- Your goal -
Please count the lines in the entries below that contain the word "each", and give only the number.

- Task material -
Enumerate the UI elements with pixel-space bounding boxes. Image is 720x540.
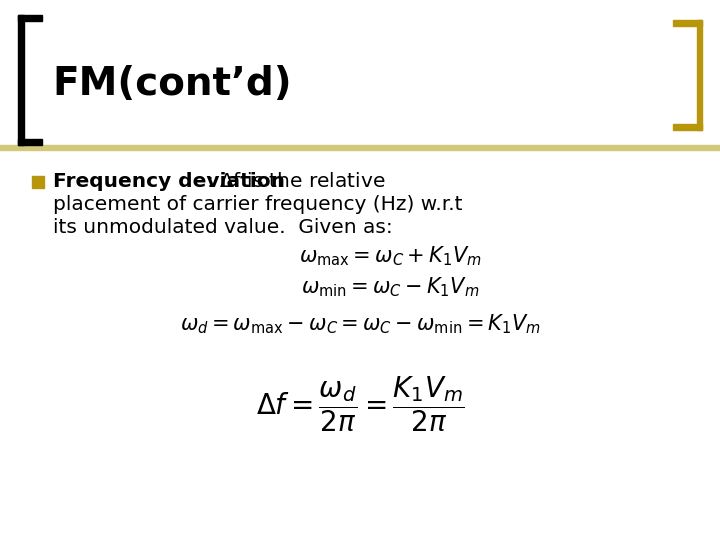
Bar — [32, 176, 44, 188]
Bar — [673, 124, 702, 130]
Bar — [18, 139, 42, 145]
Bar — [18, 15, 42, 21]
Text: Frequency deviation: Frequency deviation — [53, 172, 285, 191]
Text: $\omega_{\mathrm{min}} = \omega_C - K_1 V_m$: $\omega_{\mathrm{min}} = \omega_C - K_1 … — [301, 275, 479, 299]
Text: FM(cont’d): FM(cont’d) — [52, 65, 292, 103]
Text: : $\Delta$f is the relative: : $\Delta$f is the relative — [206, 172, 386, 191]
Bar — [18, 15, 24, 145]
Text: placement of carrier frequency (Hz) w.r.t: placement of carrier frequency (Hz) w.r.… — [53, 195, 462, 214]
Bar — [673, 20, 702, 26]
Bar — [0, 145, 720, 150]
Text: $\Delta f = \dfrac{\omega_d}{2\pi} = \dfrac{K_1 V_m}{2\pi}$: $\Delta f = \dfrac{\omega_d}{2\pi} = \df… — [256, 375, 464, 435]
Text: $\omega_{\mathrm{max}} = \omega_C + K_1 V_m$: $\omega_{\mathrm{max}} = \omega_C + K_1 … — [299, 244, 481, 268]
Bar — [697, 20, 702, 130]
Text: its unmodulated value.  Given as:: its unmodulated value. Given as: — [53, 218, 392, 237]
Text: $\omega_d = \omega_{\mathrm{max}} - \omega_C = \omega_C - \omega_{\mathrm{min}} : $\omega_d = \omega_{\mathrm{max}} - \ome… — [180, 312, 540, 335]
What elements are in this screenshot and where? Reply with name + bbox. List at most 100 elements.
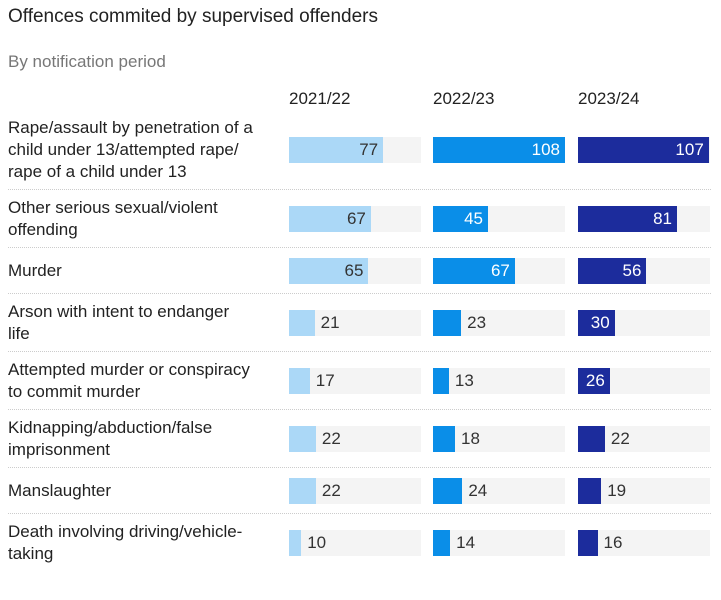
bar-track: 19 — [578, 478, 710, 504]
data-label: 56 — [622, 261, 642, 280]
row-divider — [8, 513, 711, 514]
bar-track: 23 — [433, 310, 565, 336]
bar — [578, 258, 647, 284]
column-header-2021-22: 2021/22 — [289, 89, 351, 108]
bar — [578, 478, 602, 504]
data-label: 26 — [585, 371, 605, 390]
bar-track: 22 — [289, 426, 421, 452]
bar — [433, 310, 462, 336]
bar-track: 14 — [433, 530, 565, 556]
column-header-2022-23: 2022/23 — [433, 89, 495, 108]
data-label: 107 — [675, 140, 704, 159]
data-label: 13 — [454, 371, 474, 390]
data-label: 16 — [603, 533, 623, 552]
bar — [433, 258, 515, 284]
bar — [433, 206, 488, 232]
data-label: 81 — [653, 209, 672, 228]
category-label: Arson with intent to endanger life — [8, 302, 230, 343]
category-label: Murder — [8, 261, 62, 280]
data-label: 18 — [461, 429, 480, 448]
row-divider — [8, 247, 711, 248]
bar — [578, 206, 677, 232]
bar-track: 26 — [578, 368, 710, 394]
bar — [289, 530, 302, 556]
bar-track: 13 — [433, 368, 565, 394]
bar-track: 45 — [433, 206, 565, 232]
bar-track: 22 — [578, 426, 710, 452]
chart-row: Death involving driving/vehicle-taking 10… — [0, 514, 721, 572]
bar-track: 81 — [578, 206, 710, 232]
bar-track: 18 — [433, 426, 565, 452]
bar — [578, 368, 610, 394]
bar — [578, 530, 598, 556]
row-divider — [8, 409, 711, 410]
data-label: 65 — [344, 261, 364, 280]
bar-track: 67 — [289, 206, 421, 232]
chart-subtitle: By notification period — [8, 52, 166, 71]
chart-row: Arson with intent to endanger life 21 23 30 — [0, 294, 721, 352]
data-label: 45 — [464, 209, 483, 228]
bar-track: 108 — [433, 137, 565, 163]
bar — [289, 310, 315, 336]
bar — [289, 137, 384, 163]
column-header-2023-24: 2023/24 — [578, 89, 640, 108]
bar — [433, 426, 455, 452]
bar — [578, 426, 605, 452]
bar-track: 21 — [289, 310, 421, 336]
data-label: 67 — [490, 261, 510, 280]
chart-title: Offences commited by supervised offender… — [8, 6, 378, 27]
bar-track: 10 — [289, 530, 421, 556]
bar — [289, 206, 371, 232]
row-divider — [8, 189, 711, 190]
data-label: 22 — [610, 429, 630, 448]
data-label: 14 — [456, 533, 476, 552]
data-label: 21 — [320, 313, 340, 332]
data-label: 22 — [321, 481, 341, 500]
bar — [433, 137, 565, 163]
data-label: 30 — [590, 313, 610, 332]
row-divider — [8, 351, 711, 352]
data-label: 22 — [321, 429, 341, 448]
row-divider — [8, 293, 711, 294]
bar — [433, 478, 463, 504]
bar-track: 67 — [433, 258, 565, 284]
bar-track: 77 — [289, 137, 421, 163]
data-label: 77 — [359, 140, 379, 159]
bar-track: 22 — [289, 478, 421, 504]
bar — [578, 137, 709, 163]
data-label: 17 — [315, 371, 335, 390]
bar-track: 107 — [578, 137, 710, 163]
category-label: Kidnapping/abduction/false imprisonment — [8, 418, 213, 459]
category-label: Rape/assault by penetration of a child un… — [8, 118, 253, 181]
data-label: 10 — [307, 533, 327, 552]
chart-row: Kidnapping/abduction/false imprisonment 22… — [0, 410, 721, 468]
category-label: Attempted murder or conspiracy to commit … — [8, 360, 250, 401]
data-label: 67 — [346, 209, 366, 228]
chart-row: Attempted murder or conspiracy to commit … — [0, 352, 721, 410]
data-label: 23 — [467, 313, 487, 332]
data-label: 108 — [531, 140, 560, 159]
category-label: Death involving driving/vehicle-taking — [8, 522, 243, 563]
bar — [289, 426, 316, 452]
bar-track: 17 — [289, 368, 421, 394]
bar-track: 65 — [289, 258, 421, 284]
row-divider — [8, 467, 711, 468]
bar-track: 24 — [433, 478, 565, 504]
chart-row: Murder 65 67 56 — [0, 248, 721, 294]
chart-row: Rape/assault by penetration of a child un… — [0, 110, 721, 190]
category-label: Other serious sexual/violent offending — [8, 198, 218, 239]
data-label: 19 — [607, 481, 627, 500]
category-label: Manslaughter — [8, 481, 112, 500]
bar-track: 30 — [578, 310, 710, 336]
chart-row: Other serious sexual/violent offending 67 4… — [0, 190, 721, 248]
bar-track: 16 — [578, 530, 710, 556]
bar — [433, 530, 451, 556]
bar — [578, 310, 615, 336]
chart-row: Manslaughter 22 24 19 — [0, 468, 721, 514]
bar-track: 56 — [578, 258, 710, 284]
bar — [289, 258, 369, 284]
data-label: 24 — [468, 481, 488, 500]
bar — [289, 368, 310, 394]
bar — [289, 478, 316, 504]
bar — [433, 368, 449, 394]
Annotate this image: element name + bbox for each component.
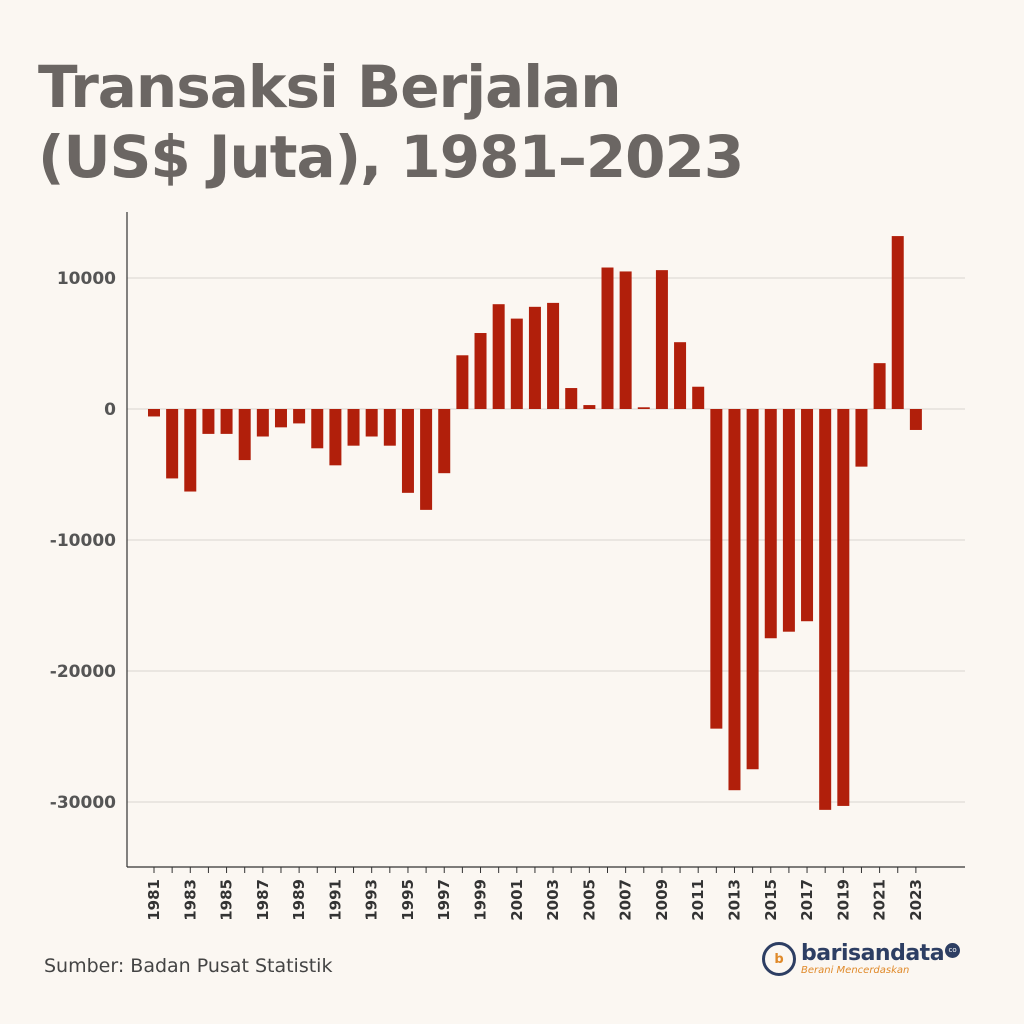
bar-1986 (238, 409, 251, 461)
bar-1988 (274, 409, 287, 428)
bar-1982 (166, 409, 179, 479)
chart-title-line-2: (US$ Juta), 1981–2023 (38, 123, 744, 191)
x-tick-label: 2021 (871, 879, 889, 921)
y-tick-label: 0 (104, 400, 116, 420)
source-note: Sumber: Badan Pusat Statistik (44, 955, 333, 977)
bar-1991 (329, 409, 342, 466)
bar-1981 (148, 409, 160, 417)
bar-1989 (293, 409, 306, 424)
x-tick-label: 2019 (834, 879, 852, 921)
bar-1994 (383, 409, 396, 446)
x-tick-label: 1989 (290, 879, 308, 921)
x-tick-label: 2015 (762, 879, 780, 921)
bar-2014 (746, 409, 759, 770)
bar-2023 (909, 409, 922, 430)
bar-2012 (710, 409, 723, 729)
x-tick-label: 2013 (725, 879, 743, 921)
bar-2003 (547, 302, 560, 409)
x-tick-label: 1995 (399, 879, 417, 921)
bar-2001 (510, 318, 523, 409)
bar-2016 (782, 409, 795, 632)
x-tick-label: 1999 (472, 879, 490, 921)
x-tick-label: 1985 (218, 879, 236, 921)
bar-2004 (565, 388, 578, 409)
bar-1984 (202, 409, 215, 434)
bar-1998 (456, 355, 469, 409)
bar-2019 (837, 409, 850, 806)
bar-2006 (601, 267, 614, 409)
x-tick-label: 1981 (145, 879, 163, 921)
x-tick-label: 2011 (689, 879, 707, 921)
bar-2005 (583, 405, 596, 409)
y-tick-label: -10000 (50, 531, 116, 551)
bar-2013 (728, 409, 741, 791)
y-tick-label: -20000 (50, 662, 116, 682)
chart-title-line-1: Transaksi Berjalan (38, 53, 622, 121)
x-tick-label: 2007 (617, 879, 635, 921)
bar-2020 (855, 409, 868, 467)
bar-1996 (420, 409, 433, 510)
bar-1997 (438, 409, 451, 474)
x-tick-label: 1987 (254, 879, 272, 921)
bar-2021 (873, 363, 886, 409)
bar-1990 (311, 409, 324, 449)
x-tick-label: 1991 (326, 879, 344, 921)
x-tick-label: 2003 (544, 879, 562, 921)
bar-2017 (801, 409, 814, 622)
bar-1987 (256, 409, 269, 437)
x-tick-label: 2023 (907, 879, 925, 921)
bar-2018 (819, 409, 832, 810)
bar-2009 (655, 270, 668, 409)
bar-1992 (347, 409, 360, 446)
logo-tagline: Berani Mencerdaskan (801, 964, 910, 976)
b-letter-logo-icon: b (762, 942, 796, 976)
logo-name: barisandata (801, 940, 945, 966)
bar-2002 (528, 306, 541, 409)
brand-logo: b barisandata co Berani Mencerdaskan (762, 940, 961, 976)
x-tick-label: 1997 (435, 879, 453, 921)
bar-1999 (474, 333, 487, 409)
bar-2008 (637, 407, 650, 409)
bar-2015 (764, 409, 777, 639)
chart-title: Transaksi Berjalan (US$ Juta), 1981–2023 (38, 52, 744, 192)
x-tick-label: 2017 (798, 879, 816, 921)
bar-1983 (184, 409, 197, 492)
y-tick-label: 10000 (57, 269, 116, 289)
x-tick-label: 1993 (363, 879, 381, 921)
logo-suffix: co (945, 942, 961, 958)
x-tick-label: 1983 (181, 879, 199, 921)
bar-1995 (401, 409, 414, 493)
bar-1985 (220, 409, 233, 434)
x-tick-label: 2001 (508, 879, 526, 921)
y-tick-label: -30000 (50, 793, 116, 813)
bar-2007 (619, 271, 632, 409)
x-tick-label: 2009 (653, 879, 671, 921)
bar-2022 (891, 236, 904, 409)
bar-1993 (365, 409, 378, 437)
bar-2010 (674, 342, 687, 409)
bar-2011 (692, 386, 705, 409)
x-tick-label: 2005 (580, 879, 598, 921)
bar-2000 (492, 304, 505, 409)
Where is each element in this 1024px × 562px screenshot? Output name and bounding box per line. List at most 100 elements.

- Exercise answer -
2